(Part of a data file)
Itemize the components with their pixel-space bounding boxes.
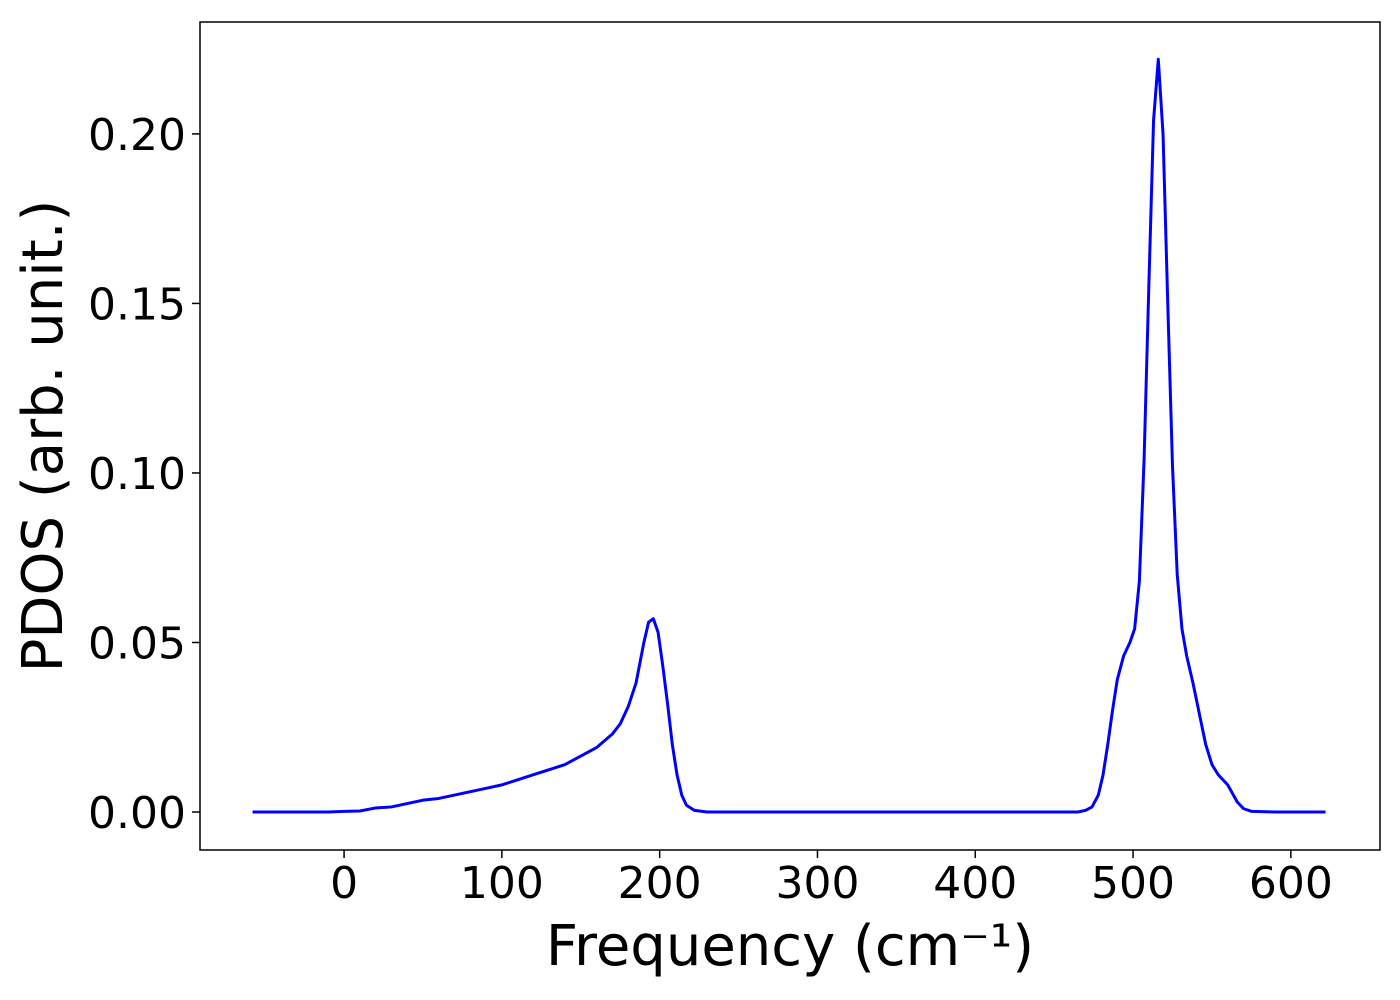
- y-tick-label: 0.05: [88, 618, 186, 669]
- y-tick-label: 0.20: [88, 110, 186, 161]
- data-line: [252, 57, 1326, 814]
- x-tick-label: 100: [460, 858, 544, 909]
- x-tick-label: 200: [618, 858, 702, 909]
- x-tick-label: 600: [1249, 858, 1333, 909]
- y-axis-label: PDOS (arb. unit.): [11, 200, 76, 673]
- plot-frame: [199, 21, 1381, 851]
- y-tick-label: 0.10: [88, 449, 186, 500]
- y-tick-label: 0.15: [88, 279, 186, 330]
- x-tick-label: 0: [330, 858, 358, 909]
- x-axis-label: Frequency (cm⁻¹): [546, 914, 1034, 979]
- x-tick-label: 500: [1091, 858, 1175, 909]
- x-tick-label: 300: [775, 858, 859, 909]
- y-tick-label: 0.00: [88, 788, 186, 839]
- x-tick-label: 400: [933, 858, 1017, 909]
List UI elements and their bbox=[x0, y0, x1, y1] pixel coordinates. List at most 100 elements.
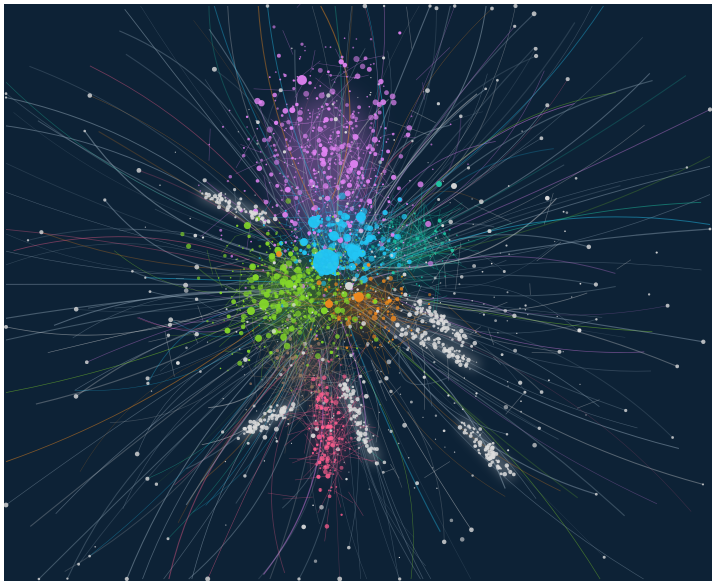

◆ **Short exercise**: How many lines of the records contain the string "pixel"? Reply with the number alone.

◆ **Output of the exercise**: 2